Extracted records:
________________________
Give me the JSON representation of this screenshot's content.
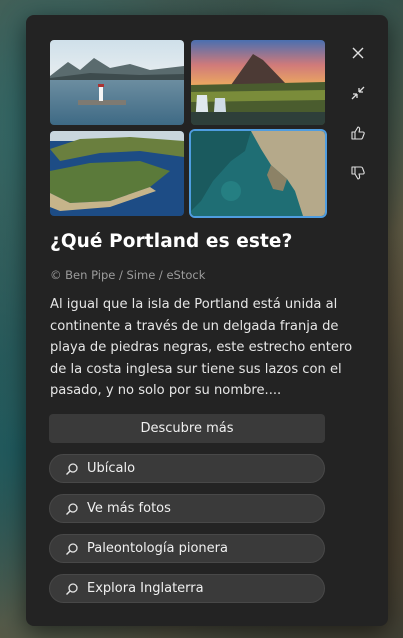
{
  "card": {
    "title": "¿Qué Portland es este?",
    "credit": "© Ben Pipe / Sime / eStock",
    "description": "Al igual que la isla de Portland está unida al continente a través de un delgada franja de playa de piedras negras, este estrecho entero de la costa inglesa sur tiene sus lazos con el pasado, y no solo por su nombre....",
    "more_button": "Descubre más",
    "chips": [
      {
        "label": "Ubícalo",
        "icon": "search-icon"
      },
      {
        "label": "Ve más fotos",
        "icon": "search-icon"
      },
      {
        "label": "Paleontología pionera",
        "icon": "search-icon"
      },
      {
        "label": "Explora Inglaterra",
        "icon": "search-icon"
      }
    ],
    "thumbnails": [
      {
        "name": "lighthouse-lake"
      },
      {
        "name": "waterfall-mountain-sunset"
      },
      {
        "name": "island-aerial"
      },
      {
        "name": "coast-cliffs-aerial",
        "selected": true
      }
    ]
  },
  "side_actions": [
    {
      "icon": "close-icon"
    },
    {
      "icon": "collapse-icon"
    },
    {
      "icon": "thumbs-up-icon"
    },
    {
      "icon": "thumbs-down-icon"
    }
  ],
  "colors": {
    "panel": "#232323",
    "accent": "#4f9de0",
    "button": "#3a3a3a"
  }
}
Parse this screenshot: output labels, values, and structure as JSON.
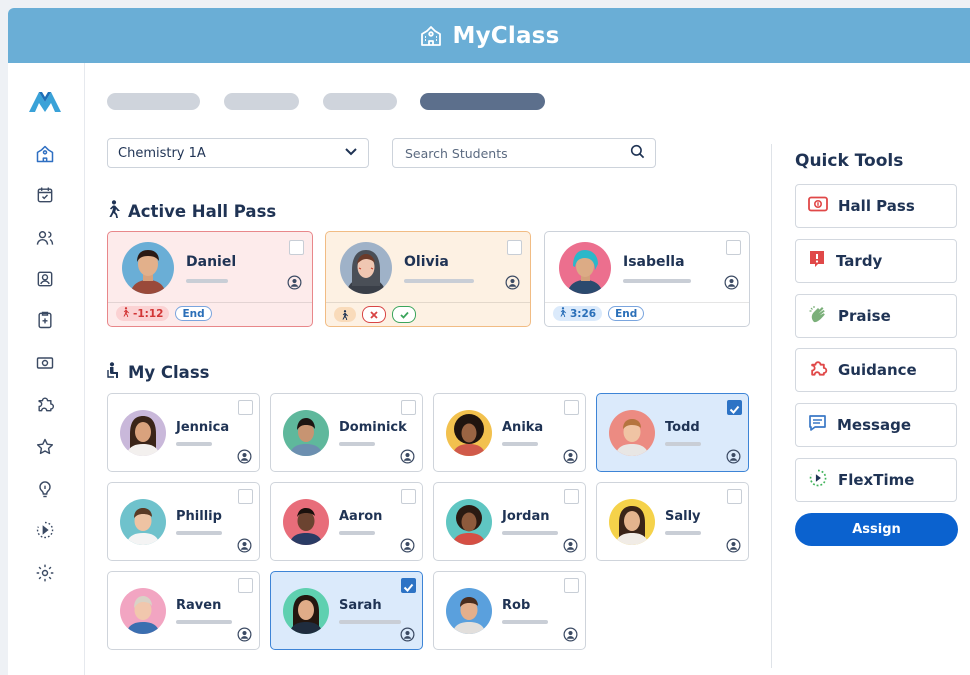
{
  "app": {
    "title": "MyClass"
  },
  "sidebar": {
    "icons": [
      "school-icon",
      "calendar-check-icon",
      "users-icon",
      "id-card-icon",
      "clipboard-icon",
      "ticket-icon",
      "puzzle-icon",
      "star-icon",
      "lightbulb-icon",
      "flextime-icon",
      "settings-icon"
    ]
  },
  "controls": {
    "class_select": "Chemistry 1A",
    "search_placeholder": "Search Students"
  },
  "hall_pass": {
    "title": "Active Hall Pass",
    "cards": [
      {
        "name": "Daniel",
        "status": "red",
        "timer": "-1:12",
        "end": "End"
      },
      {
        "name": "Olivia",
        "status": "orange"
      },
      {
        "name": "Isabella",
        "status": "normal",
        "timer": "3:26",
        "end": "End"
      }
    ]
  },
  "my_class": {
    "title": "My Class",
    "students": [
      {
        "name": "Jennica",
        "selected": false
      },
      {
        "name": "Dominick",
        "selected": false
      },
      {
        "name": "Anika",
        "selected": false
      },
      {
        "name": "Todd",
        "selected": true
      },
      {
        "name": "Phillip",
        "selected": false
      },
      {
        "name": "Aaron",
        "selected": false
      },
      {
        "name": "Jordan",
        "selected": false
      },
      {
        "name": "Sally",
        "selected": false
      },
      {
        "name": "Raven",
        "selected": false
      },
      {
        "name": "Sarah",
        "selected": true
      },
      {
        "name": "Rob",
        "selected": false
      }
    ]
  },
  "quick_tools": {
    "title": "Quick Tools",
    "items": [
      {
        "label": "Hall Pass",
        "icon": "ticket-icon"
      },
      {
        "label": "Tardy",
        "icon": "alert-icon"
      },
      {
        "label": "Praise",
        "icon": "clap-icon"
      },
      {
        "label": "Guidance",
        "icon": "puzzle-icon"
      },
      {
        "label": "Message",
        "icon": "message-icon"
      },
      {
        "label": "FlexTime",
        "icon": "flextime-icon"
      }
    ],
    "assign": "Assign"
  },
  "colors": {
    "brand": "#6aaed6",
    "accent": "#0b62cf",
    "selected_bg": "#dbeafb"
  }
}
________________________
PROMPT: Exactly as written, return every line of the listing, but not the pictures.

RESPONSE TO THE TASK:
Give me the JSON representation of this screenshot's content.
{
  "card": {
    "title": "¿Qué Portland es este?",
    "credit": "© Ben Pipe / Sime / eStock",
    "description": "Al igual que la isla de Portland está unida al continente a través de un delgada franja de playa de piedras negras, este estrecho entero de la costa inglesa sur tiene sus lazos con el pasado, y no solo por su nombre....",
    "more_button": "Descubre más",
    "chips": [
      {
        "label": "Ubícalo",
        "icon": "search-icon"
      },
      {
        "label": "Ve más fotos",
        "icon": "search-icon"
      },
      {
        "label": "Paleontología pionera",
        "icon": "search-icon"
      },
      {
        "label": "Explora Inglaterra",
        "icon": "search-icon"
      }
    ],
    "thumbnails": [
      {
        "name": "lighthouse-lake"
      },
      {
        "name": "waterfall-mountain-sunset"
      },
      {
        "name": "island-aerial"
      },
      {
        "name": "coast-cliffs-aerial",
        "selected": true
      }
    ]
  },
  "side_actions": [
    {
      "icon": "close-icon"
    },
    {
      "icon": "collapse-icon"
    },
    {
      "icon": "thumbs-up-icon"
    },
    {
      "icon": "thumbs-down-icon"
    }
  ],
  "colors": {
    "panel": "#232323",
    "accent": "#4f9de0",
    "button": "#3a3a3a"
  }
}
Parse this screenshot: output labels, values, and structure as JSON.
{
  "app": {
    "title": "MyClass"
  },
  "sidebar": {
    "icons": [
      "school-icon",
      "calendar-check-icon",
      "users-icon",
      "id-card-icon",
      "clipboard-icon",
      "ticket-icon",
      "puzzle-icon",
      "star-icon",
      "lightbulb-icon",
      "flextime-icon",
      "settings-icon"
    ]
  },
  "controls": {
    "class_select": "Chemistry 1A",
    "search_placeholder": "Search Students"
  },
  "hall_pass": {
    "title": "Active Hall Pass",
    "cards": [
      {
        "name": "Daniel",
        "status": "red",
        "timer": "-1:12",
        "end": "End"
      },
      {
        "name": "Olivia",
        "status": "orange"
      },
      {
        "name": "Isabella",
        "status": "normal",
        "timer": "3:26",
        "end": "End"
      }
    ]
  },
  "my_class": {
    "title": "My Class",
    "students": [
      {
        "name": "Jennica",
        "selected": false
      },
      {
        "name": "Dominick",
        "selected": false
      },
      {
        "name": "Anika",
        "selected": false
      },
      {
        "name": "Todd",
        "selected": true
      },
      {
        "name": "Phillip",
        "selected": false
      },
      {
        "name": "Aaron",
        "selected": false
      },
      {
        "name": "Jordan",
        "selected": false
      },
      {
        "name": "Sally",
        "selected": false
      },
      {
        "name": "Raven",
        "selected": false
      },
      {
        "name": "Sarah",
        "selected": true
      },
      {
        "name": "Rob",
        "selected": false
      }
    ]
  },
  "quick_tools": {
    "title": "Quick Tools",
    "items": [
      {
        "label": "Hall Pass",
        "icon": "ticket-icon"
      },
      {
        "label": "Tardy",
        "icon": "alert-icon"
      },
      {
        "label": "Praise",
        "icon": "clap-icon"
      },
      {
        "label": "Guidance",
        "icon": "puzzle-icon"
      },
      {
        "label": "Message",
        "icon": "message-icon"
      },
      {
        "label": "FlexTime",
        "icon": "flextime-icon"
      }
    ],
    "assign": "Assign"
  },
  "colors": {
    "brand": "#6aaed6",
    "accent": "#0b62cf",
    "selected_bg": "#dbeafb"
  }
}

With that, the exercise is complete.